= Aim of the task =
Restate, word for word, every line of the data.

= Material for this task =
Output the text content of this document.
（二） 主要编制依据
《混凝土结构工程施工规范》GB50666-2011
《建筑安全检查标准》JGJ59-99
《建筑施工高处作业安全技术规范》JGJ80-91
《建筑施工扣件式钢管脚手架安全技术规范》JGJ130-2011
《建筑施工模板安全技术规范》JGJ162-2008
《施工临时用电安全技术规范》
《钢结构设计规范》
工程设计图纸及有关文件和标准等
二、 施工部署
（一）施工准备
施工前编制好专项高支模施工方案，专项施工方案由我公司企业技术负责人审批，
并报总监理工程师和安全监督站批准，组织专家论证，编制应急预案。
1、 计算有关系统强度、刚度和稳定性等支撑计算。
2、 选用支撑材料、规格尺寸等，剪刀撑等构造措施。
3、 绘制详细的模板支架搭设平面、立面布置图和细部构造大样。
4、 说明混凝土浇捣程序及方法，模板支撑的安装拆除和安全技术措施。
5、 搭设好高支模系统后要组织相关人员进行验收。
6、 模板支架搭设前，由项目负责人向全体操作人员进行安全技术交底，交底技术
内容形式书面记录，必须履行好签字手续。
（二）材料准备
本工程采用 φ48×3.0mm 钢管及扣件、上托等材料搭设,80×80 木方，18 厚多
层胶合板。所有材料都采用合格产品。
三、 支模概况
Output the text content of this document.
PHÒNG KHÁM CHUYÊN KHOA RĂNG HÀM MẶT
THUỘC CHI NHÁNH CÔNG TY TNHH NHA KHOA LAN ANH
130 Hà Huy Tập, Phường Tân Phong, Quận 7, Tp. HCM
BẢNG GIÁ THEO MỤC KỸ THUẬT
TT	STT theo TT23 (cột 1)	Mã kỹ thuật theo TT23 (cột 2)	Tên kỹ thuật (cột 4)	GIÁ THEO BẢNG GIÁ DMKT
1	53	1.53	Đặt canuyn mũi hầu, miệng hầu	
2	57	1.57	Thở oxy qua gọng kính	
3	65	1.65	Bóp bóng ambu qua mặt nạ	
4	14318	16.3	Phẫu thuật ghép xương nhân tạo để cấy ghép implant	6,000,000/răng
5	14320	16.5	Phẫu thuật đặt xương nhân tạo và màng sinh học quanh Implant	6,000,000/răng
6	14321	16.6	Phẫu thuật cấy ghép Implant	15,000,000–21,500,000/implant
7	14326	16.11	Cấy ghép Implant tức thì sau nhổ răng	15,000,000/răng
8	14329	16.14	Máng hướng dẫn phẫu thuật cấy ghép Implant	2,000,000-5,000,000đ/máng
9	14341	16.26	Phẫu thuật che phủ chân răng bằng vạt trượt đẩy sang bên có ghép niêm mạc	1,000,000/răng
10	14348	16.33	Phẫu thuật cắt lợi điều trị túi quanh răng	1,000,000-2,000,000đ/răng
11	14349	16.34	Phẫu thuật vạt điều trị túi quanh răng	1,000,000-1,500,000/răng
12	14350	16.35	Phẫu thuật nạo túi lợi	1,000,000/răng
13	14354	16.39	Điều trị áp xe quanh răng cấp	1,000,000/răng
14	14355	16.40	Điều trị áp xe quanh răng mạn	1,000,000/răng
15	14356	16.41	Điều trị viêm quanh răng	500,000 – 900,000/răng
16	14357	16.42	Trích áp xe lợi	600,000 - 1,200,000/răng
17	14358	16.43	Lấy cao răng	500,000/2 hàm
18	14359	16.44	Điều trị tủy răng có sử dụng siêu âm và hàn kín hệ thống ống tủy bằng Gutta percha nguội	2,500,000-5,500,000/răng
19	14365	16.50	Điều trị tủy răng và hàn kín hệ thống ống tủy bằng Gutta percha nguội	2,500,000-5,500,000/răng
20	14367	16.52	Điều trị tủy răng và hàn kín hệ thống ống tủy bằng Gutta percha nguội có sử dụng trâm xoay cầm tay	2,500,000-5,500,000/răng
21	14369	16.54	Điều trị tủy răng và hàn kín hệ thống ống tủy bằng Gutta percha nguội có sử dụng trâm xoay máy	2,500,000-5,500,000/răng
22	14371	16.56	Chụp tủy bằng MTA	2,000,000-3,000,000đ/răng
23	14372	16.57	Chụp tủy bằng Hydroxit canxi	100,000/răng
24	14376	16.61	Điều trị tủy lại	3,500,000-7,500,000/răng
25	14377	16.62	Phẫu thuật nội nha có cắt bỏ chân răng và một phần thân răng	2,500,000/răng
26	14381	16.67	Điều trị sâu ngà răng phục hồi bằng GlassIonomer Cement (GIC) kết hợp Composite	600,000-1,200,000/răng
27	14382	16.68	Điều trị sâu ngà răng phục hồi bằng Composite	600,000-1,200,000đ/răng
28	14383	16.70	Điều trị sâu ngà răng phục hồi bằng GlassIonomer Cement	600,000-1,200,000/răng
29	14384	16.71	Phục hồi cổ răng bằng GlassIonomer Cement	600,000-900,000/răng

= Result of the task =
Output the text content of this document.
（二） 主要编制依据
《混凝土结构工程施工规范》GB50666-2011
《建筑安全检查标准》JGJ59-99
《建筑施工高处作业安全技术规范》JGJ80-91
《建筑施工扣件式钢管脚手架安全技术规范》JGJ130-2011
《建筑施工模板安全技术规范》JGJ162-2008
《施工临时用电安全技术规范》
《钢结构设计规范》
工程设计图纸及有关文件和标准等
二、 施工部署
（一）施工准备
施工前编制好专项高支模施工方案，专项施工方案由我公司企业技术负责人审批，
并报总监理工程师和安全监督站批准，组织专家论证，编制应急预案。
1、 计算有关系统强度、刚度和稳定性等支撑计算。
2、 选用支撑材料、规格尺寸等，剪刀撑等构造措施。
3、 绘制详细的模板支架搭设平面、立面布置图和细部构造大样。
4、 说明混凝土浇捣程序及方法，模板支撑的安装拆除和安全技术措施。
5、 搭设好高支模系统后要组织相关人员进行验收。
6、 模板支架搭设前，由项目负责人向全体操作人员进行安全技术交底，交底技术
内容形式书面记录，必须履行好签字手续。
（二）材料准备
本工程采用 φ48×3.0mm 钢管及扣件、上托等材料搭设,80×80 木方，18 厚多
层胶合板。所有材料都采用合格产品。
三、 支模概况
Output the text content of this document.
PHÒNG KHÁM CHUYÊN KHOA RĂNG HÀM MẶT
THUỘC CHI NHÁNH CÔNG TY TNHH NHA KHOA LAN ANH
130 Hà Huy Tập, Phường Tân Phong, Quận 7, Tp. HCM
BẢNG GIÁ THEO MỤC KỸ THUẬT
TT	STT theo TT23 (cột 1)	Mã kỹ thuật theo TT23 (cột 2)	Tên kỹ thuật (cột 4)	GIÁ THEO BẢNG GIÁ DMKT
1	53	1.53	Đặt canuyn mũi hầu, miệng hầu	
2	57	1.57	Thở oxy qua gọng kính	
3	65	1.65	Bóp bóng ambu qua mặt nạ	
4	14318	16.3	Phẫu thuật ghép xương nhân tạo để cấy ghép implant	6,000,000/răng
5	14320	16.5	Phẫu thuật đặt xương nhân tạo và màng sinh học quanh Implant	6,000,000/răng
6	14321	16.6	Phẫu thuật cấy ghép Implant	15,000,000–21,500,000/implant
7	14326	16.11	Cấy ghép Implant tức thì sau nhổ răng	15,000,000/răng
8	14329	16.14	Máng hướng dẫn phẫu thuật cấy ghép Implant	2,000,000-5,000,000đ/máng
9	14341	16.26	Phẫu thuật che phủ chân răng bằng vạt trượt đẩy sang bên có ghép niêm mạc	1,000,000/răng
10	14348	16.33	Phẫu thuật cắt lợi điều trị túi quanh răng	1,000,000-2,000,000đ/răng
11	14349	16.34	Phẫu thuật vạt điều trị túi quanh răng	1,000,000-1,500,000/răng
12	14350	16.35	Phẫu thuật nạo túi lợi	1,000,000/răng
13	14354	16.39	Điều trị áp xe quanh răng cấp	1,000,000/răng
14	14355	16.40	Điều trị áp xe quanh răng mạn	1,000,000/răng
15	14356	16.41	Điều trị viêm quanh răng	500,000 – 900,000/răng
16	14357	16.42	Trích áp xe lợi	600,000 - 1,200,000/răng
17	14358	16.43	Lấy cao răng	500,000/2 hàm
18	14359	16.44	Điều trị tủy răng có sử dụng siêu âm và hàn kín hệ thống ống tủy bằng Gutta percha nguội	2,500,000-5,500,000/răng
19	14365	16.50	Điều trị tủy răng và hàn kín hệ thống ống tủy bằng Gutta percha nguội	2,500,000-5,500,000/răng
20	14367	16.52	Điều trị tủy răng và hàn kín hệ thống ống tủy bằng Gutta percha nguội có sử dụng trâm xoay cầm tay	2,500,000-5,500,000/răng
21	14369	16.54	Điều trị tủy răng và hàn kín hệ thống ống tủy bằng Gutta percha nguội có sử dụng trâm xoay máy	2,500,000-5,500,000/răng
22	14371	16.56	Chụp tủy bằng MTA	2,000,000-3,000,000đ/răng
23	14372	16.57	Chụp tủy bằng Hydroxit canxi	100,000/răng
24	14376	16.61	Điều trị tủy lại	3,500,000-7,500,000/răng
25	14377	16.62	Phẫu thuật nội nha có cắt bỏ chân răng và một phần thân răng	2,500,000/răng
26	14381	16.67	Điều trị sâu ngà răng phục hồi bằng GlassIonomer Cement (GIC) kết hợp Composite	600,000-1,200,000/răng
27	14382	16.68	Điều trị sâu ngà răng phục hồi bằng Composite	600,000-1,200,000đ/răng
28	14383	16.70	Điều trị sâu ngà răng phục hồi bằng GlassIonomer Cement	600,000-1,200,000/răng
29	14384	16.71	Phục hồi cổ răng bằng GlassIonomer Cement	600,000-900,000/răng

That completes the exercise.